• _STATED PROBLEM_
Pull every line that holds the word "axis" from the entries.

[Begin RECORDS FOR THIS TASK]

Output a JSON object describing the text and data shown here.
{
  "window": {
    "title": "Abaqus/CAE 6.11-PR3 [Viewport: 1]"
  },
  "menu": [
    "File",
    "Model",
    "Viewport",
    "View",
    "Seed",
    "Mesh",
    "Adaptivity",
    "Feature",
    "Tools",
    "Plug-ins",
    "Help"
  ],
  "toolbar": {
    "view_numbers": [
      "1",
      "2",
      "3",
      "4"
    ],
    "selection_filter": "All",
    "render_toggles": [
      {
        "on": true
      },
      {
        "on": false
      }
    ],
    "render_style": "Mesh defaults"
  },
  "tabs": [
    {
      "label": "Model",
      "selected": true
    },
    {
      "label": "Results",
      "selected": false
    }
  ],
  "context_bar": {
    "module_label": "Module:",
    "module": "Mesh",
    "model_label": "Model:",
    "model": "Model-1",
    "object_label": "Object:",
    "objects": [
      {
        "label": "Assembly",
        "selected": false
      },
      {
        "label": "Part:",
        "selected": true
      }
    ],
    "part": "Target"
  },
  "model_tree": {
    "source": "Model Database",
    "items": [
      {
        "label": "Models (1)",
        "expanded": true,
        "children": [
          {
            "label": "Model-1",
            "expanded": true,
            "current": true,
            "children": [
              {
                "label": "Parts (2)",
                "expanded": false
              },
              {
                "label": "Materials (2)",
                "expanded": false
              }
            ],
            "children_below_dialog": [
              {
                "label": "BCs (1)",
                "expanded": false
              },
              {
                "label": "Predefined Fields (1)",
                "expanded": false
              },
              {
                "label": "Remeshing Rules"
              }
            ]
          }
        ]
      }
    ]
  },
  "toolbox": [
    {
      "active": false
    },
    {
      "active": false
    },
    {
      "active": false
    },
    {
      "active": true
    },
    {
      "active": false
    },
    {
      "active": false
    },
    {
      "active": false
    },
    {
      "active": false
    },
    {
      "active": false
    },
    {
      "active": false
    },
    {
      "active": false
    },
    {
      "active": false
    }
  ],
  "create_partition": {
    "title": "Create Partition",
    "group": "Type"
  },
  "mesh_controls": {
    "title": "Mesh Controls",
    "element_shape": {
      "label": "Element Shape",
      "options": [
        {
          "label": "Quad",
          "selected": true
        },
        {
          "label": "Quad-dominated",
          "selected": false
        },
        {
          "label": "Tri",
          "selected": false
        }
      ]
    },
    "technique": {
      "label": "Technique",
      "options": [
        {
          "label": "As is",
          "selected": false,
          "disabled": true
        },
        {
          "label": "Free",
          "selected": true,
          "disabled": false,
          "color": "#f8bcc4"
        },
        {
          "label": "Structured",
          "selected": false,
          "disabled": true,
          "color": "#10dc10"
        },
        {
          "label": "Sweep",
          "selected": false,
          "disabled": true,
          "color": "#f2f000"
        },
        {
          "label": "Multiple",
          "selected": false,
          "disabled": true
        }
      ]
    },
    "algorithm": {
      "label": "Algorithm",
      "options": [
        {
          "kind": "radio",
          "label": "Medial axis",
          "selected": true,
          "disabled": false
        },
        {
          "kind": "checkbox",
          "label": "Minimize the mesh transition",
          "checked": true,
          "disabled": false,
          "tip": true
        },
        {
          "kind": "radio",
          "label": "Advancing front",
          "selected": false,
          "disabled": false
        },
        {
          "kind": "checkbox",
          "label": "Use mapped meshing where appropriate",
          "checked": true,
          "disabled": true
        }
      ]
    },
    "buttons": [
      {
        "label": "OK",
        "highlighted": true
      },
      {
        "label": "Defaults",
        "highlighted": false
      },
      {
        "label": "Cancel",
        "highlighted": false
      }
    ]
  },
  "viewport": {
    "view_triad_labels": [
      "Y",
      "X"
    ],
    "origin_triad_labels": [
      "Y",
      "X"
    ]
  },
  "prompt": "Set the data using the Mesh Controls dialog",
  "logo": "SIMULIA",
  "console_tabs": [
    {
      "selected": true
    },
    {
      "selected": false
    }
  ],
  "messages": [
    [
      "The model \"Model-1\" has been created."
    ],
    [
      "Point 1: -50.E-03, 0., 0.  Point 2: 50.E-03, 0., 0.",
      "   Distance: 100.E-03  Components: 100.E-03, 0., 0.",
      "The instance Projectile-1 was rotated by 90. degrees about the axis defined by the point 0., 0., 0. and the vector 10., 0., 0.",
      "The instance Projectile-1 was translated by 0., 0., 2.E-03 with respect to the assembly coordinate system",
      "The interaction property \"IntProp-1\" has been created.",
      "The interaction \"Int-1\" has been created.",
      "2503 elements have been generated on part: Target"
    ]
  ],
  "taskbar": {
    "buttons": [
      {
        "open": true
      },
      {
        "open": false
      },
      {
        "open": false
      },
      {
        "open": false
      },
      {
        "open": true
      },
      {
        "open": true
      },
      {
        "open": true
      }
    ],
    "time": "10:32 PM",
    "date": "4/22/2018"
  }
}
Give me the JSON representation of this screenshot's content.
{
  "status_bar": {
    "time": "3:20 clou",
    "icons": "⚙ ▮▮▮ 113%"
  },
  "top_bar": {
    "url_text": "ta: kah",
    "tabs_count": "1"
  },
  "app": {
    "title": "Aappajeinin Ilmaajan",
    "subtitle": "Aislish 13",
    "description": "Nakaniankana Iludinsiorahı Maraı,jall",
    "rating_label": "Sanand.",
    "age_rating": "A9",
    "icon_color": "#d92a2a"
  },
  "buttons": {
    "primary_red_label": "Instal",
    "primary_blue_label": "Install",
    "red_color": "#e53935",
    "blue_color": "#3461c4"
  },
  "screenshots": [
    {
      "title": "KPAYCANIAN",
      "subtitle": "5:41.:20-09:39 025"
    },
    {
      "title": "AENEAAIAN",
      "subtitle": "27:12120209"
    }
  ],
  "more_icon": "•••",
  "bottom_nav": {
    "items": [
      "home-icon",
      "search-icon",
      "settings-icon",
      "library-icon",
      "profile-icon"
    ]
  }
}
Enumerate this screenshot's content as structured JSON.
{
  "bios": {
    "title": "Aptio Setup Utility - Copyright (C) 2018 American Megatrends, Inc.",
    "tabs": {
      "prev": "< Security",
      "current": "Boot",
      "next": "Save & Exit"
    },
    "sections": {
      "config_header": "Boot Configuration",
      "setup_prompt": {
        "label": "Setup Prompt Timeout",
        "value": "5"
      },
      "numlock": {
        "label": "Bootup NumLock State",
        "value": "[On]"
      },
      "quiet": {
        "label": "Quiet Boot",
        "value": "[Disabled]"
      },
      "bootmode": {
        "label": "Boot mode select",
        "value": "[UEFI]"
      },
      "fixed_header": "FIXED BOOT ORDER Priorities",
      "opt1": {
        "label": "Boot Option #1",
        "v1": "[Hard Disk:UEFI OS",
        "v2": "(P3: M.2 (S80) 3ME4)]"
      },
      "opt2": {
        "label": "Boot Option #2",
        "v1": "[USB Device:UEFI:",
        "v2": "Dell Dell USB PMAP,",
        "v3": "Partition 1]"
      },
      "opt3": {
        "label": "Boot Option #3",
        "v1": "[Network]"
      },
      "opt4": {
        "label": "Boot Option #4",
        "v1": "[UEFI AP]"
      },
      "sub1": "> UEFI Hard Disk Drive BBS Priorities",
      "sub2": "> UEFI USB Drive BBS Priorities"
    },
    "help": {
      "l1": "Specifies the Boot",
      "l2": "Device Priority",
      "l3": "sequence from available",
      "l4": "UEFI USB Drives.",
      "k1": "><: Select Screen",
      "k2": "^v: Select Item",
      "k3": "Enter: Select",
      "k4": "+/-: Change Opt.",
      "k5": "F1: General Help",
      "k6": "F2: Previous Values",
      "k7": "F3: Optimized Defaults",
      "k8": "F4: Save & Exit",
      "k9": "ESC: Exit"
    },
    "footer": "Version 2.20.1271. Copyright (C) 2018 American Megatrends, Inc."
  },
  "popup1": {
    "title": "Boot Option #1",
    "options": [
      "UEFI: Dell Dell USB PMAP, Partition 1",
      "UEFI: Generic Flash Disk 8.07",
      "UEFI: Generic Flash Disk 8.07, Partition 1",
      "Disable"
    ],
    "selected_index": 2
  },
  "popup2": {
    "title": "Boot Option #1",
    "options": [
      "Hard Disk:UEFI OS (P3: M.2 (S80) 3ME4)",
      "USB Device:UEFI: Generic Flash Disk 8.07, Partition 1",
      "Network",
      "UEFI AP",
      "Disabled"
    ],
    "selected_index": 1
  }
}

[End RECORDS FOR THIS TASK]

• _EXERCISE SOLUTION_
          "label": "Medial axis",
      "The instance Projectile-1 was rotated by 90. degrees about the axis defined by the point 0., 0., 0. and the vector 10., 0., 0.",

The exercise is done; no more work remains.